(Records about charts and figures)
= = = = = = =
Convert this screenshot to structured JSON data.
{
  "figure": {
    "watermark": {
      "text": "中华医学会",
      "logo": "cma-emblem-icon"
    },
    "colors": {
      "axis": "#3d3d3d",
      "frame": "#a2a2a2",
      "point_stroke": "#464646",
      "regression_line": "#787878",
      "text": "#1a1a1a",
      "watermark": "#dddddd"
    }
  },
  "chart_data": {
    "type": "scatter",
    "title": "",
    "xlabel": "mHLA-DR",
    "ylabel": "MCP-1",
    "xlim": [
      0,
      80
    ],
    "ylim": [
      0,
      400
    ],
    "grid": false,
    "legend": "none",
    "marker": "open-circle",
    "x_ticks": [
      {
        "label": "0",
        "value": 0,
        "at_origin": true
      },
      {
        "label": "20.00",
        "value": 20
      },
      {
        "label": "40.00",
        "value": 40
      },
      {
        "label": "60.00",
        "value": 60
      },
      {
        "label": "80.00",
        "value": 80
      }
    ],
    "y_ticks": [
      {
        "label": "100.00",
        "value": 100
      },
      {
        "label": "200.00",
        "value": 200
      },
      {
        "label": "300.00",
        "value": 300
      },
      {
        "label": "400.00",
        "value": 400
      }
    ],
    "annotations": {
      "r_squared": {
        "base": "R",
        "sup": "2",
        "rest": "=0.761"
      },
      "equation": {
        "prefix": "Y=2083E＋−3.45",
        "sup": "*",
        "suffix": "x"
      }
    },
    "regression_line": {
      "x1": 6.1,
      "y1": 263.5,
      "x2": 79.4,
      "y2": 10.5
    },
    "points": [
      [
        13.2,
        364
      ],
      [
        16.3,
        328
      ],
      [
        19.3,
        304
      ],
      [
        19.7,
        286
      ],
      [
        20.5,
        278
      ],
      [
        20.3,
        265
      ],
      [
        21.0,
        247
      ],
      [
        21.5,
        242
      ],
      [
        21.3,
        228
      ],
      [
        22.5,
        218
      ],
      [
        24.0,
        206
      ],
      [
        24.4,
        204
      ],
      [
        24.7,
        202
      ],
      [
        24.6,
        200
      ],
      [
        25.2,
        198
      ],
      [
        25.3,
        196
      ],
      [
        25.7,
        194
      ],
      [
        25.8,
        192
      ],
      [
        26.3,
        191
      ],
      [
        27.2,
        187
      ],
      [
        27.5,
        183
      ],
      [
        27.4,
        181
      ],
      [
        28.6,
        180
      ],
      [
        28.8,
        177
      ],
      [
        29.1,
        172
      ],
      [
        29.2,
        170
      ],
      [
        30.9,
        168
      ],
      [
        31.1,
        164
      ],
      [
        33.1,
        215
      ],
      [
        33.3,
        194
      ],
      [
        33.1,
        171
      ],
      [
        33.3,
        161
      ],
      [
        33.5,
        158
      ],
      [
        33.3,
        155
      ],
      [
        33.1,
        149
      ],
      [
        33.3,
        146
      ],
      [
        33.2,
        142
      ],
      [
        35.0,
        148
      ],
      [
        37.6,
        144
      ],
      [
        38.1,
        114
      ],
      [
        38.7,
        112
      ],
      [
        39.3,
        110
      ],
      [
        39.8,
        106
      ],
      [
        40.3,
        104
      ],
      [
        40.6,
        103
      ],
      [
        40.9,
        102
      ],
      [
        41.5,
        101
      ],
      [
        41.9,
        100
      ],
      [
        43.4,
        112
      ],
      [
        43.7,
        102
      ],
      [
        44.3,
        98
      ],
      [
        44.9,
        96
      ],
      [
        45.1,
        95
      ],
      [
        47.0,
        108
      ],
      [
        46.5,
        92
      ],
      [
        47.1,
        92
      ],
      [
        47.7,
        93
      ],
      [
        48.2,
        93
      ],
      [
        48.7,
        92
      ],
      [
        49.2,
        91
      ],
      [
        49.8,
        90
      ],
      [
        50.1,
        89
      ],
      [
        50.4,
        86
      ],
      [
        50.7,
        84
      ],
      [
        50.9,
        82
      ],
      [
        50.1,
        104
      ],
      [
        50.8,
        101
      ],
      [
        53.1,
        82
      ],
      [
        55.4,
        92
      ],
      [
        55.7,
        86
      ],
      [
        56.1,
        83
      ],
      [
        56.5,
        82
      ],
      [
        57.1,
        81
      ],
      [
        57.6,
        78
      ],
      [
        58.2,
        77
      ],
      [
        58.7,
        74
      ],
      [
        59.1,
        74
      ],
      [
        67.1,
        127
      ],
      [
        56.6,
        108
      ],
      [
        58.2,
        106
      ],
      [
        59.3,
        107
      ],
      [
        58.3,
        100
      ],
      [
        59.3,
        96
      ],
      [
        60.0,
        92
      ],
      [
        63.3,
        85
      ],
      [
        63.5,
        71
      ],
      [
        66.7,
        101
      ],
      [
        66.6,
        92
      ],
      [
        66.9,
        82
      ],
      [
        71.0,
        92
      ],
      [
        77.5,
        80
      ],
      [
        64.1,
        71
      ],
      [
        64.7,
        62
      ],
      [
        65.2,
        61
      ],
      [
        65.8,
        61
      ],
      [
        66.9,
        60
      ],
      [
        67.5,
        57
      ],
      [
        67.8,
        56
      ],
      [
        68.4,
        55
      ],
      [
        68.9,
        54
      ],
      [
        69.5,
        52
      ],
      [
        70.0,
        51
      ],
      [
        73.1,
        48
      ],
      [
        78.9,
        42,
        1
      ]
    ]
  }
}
= = = = = = =
→ **What you have to do**
Copy out all of the data exactly, leaving nothing out.

→ **Final answer**
Convert this screenshot to structured JSON data.
{
  "figure": {
    "watermark": {
      "text": "中华医学会",
      "logo": "cma-emblem-icon"
    },
    "colors": {
      "axis": "#3d3d3d",
      "frame": "#a2a2a2",
      "point_stroke": "#464646",
      "regression_line": "#787878",
      "text": "#1a1a1a",
      "watermark": "#dddddd"
    }
  },
  "chart_data": {
    "type": "scatter",
    "title": "",
    "xlabel": "mHLA-DR",
    "ylabel": "MCP-1",
    "xlim": [
      0,
      80
    ],
    "ylim": [
      0,
      400
    ],
    "grid": false,
    "legend": "none",
    "marker": "open-circle",
    "x_ticks": [
      {
        "label": "0",
        "value": 0,
        "at_origin": true
      },
      {
        "label": "20.00",
        "value": 20
      },
      {
        "label": "40.00",
        "value": 40
      },
      {
        "label": "60.00",
        "value": 60
      },
      {
        "label": "80.00",
        "value": 80
      }
    ],
    "y_ticks": [
      {
        "label": "100.00",
        "value": 100
      },
      {
        "label": "200.00",
        "value": 200
      },
      {
        "label": "300.00",
        "value": 300
      },
      {
        "label": "400.00",
        "value": 400
      }
    ],
    "annotations": {
      "r_squared": {
        "base": "R",
        "sup": "2",
        "rest": "=0.761"
      },
      "equation": {
        "prefix": "Y=2083E＋−3.45",
        "sup": "*",
        "suffix": "x"
      }
    },
    "regression_line": {
      "x1": 6.1,
      "y1": 263.5,
      "x2": 79.4,
      "y2": 10.5
    },
    "points": [
      [
        13.2,
        364
      ],
      [
        16.3,
        328
      ],
      [
        19.3,
        304
      ],
      [
        19.7,
        286
      ],
      [
        20.5,
        278
      ],
      [
        20.3,
        265
      ],
      [
        21.0,
        247
      ],
      [
        21.5,
        242
      ],
      [
        21.3,
        228
      ],
      [
        22.5,
        218
      ],
      [
        24.0,
        206
      ],
      [
        24.4,
        204
      ],
      [
        24.7,
        202
      ],
      [
        24.6,
        200
      ],
      [
        25.2,
        198
      ],
      [
        25.3,
        196
      ],
      [
        25.7,
        194
      ],
      [
        25.8,
        192
      ],
      [
        26.3,
        191
      ],
      [
        27.2,
        187
      ],
      [
        27.5,
        183
      ],
      [
        27.4,
        181
      ],
      [
        28.6,
        180
      ],
      [
        28.8,
        177
      ],
      [
        29.1,
        172
      ],
      [
        29.2,
        170
      ],
      [
        30.9,
        168
      ],
      [
        31.1,
        164
      ],
      [
        33.1,
        215
      ],
      [
        33.3,
        194
      ],
      [
        33.1,
        171
      ],
      [
        33.3,
        161
      ],
      [
        33.5,
        158
      ],
      [
        33.3,
        155
      ],
      [
        33.1,
        149
      ],
      [
        33.3,
        146
      ],
      [
        33.2,
        142
      ],
      [
        35.0,
        148
      ],
      [
        37.6,
        144
      ],
      [
        38.1,
        114
      ],
      [
        38.7,
        112
      ],
      [
        39.3,
        110
      ],
      [
        39.8,
        106
      ],
      [
        40.3,
        104
      ],
      [
        40.6,
        103
      ],
      [
        40.9,
        102
      ],
      [
        41.5,
        101
      ],
      [
        41.9,
        100
      ],
      [
        43.4,
        112
      ],
      [
        43.7,
        102
      ],
      [
        44.3,
        98
      ],
      [
        44.9,
        96
      ],
      [
        45.1,
        95
      ],
      [
        47.0,
        108
      ],
      [
        46.5,
        92
      ],
      [
        47.1,
        92
      ],
      [
        47.7,
        93
      ],
      [
        48.2,
        93
      ],
      [
        48.7,
        92
      ],
      [
        49.2,
        91
      ],
      [
        49.8,
        90
      ],
      [
        50.1,
        89
      ],
      [
        50.4,
        86
      ],
      [
        50.7,
        84
      ],
      [
        50.9,
        82
      ],
      [
        50.1,
        104
      ],
      [
        50.8,
        101
      ],
      [
        53.1,
        82
      ],
      [
        55.4,
        92
      ],
      [
        55.7,
        86
      ],
      [
        56.1,
        83
      ],
      [
        56.5,
        82
      ],
      [
        57.1,
        81
      ],
      [
        57.6,
        78
      ],
      [
        58.2,
        77
      ],
      [
        58.7,
        74
      ],
      [
        59.1,
        74
      ],
      [
        67.1,
        127
      ],
      [
        56.6,
        108
      ],
      [
        58.2,
        106
      ],
      [
        59.3,
        107
      ],
      [
        58.3,
        100
      ],
      [
        59.3,
        96
      ],
      [
        60.0,
        92
      ],
      [
        63.3,
        85
      ],
      [
        63.5,
        71
      ],
      [
        66.7,
        101
      ],
      [
        66.6,
        92
      ],
      [
        66.9,
        82
      ],
      [
        71.0,
        92
      ],
      [
        77.5,
        80
      ],
      [
        64.1,
        71
      ],
      [
        64.7,
        62
      ],
      [
        65.2,
        61
      ],
      [
        65.8,
        61
      ],
      [
        66.9,
        60
      ],
      [
        67.5,
        57
      ],
      [
        67.8,
        56
      ],
      [
        68.4,
        55
      ],
      [
        68.9,
        54
      ],
      [
        69.5,
        52
      ],
      [
        70.0,
        51
      ],
      [
        73.1,
        48
      ],
      [
        78.9,
        42,
        1
      ]
    ]
  }
}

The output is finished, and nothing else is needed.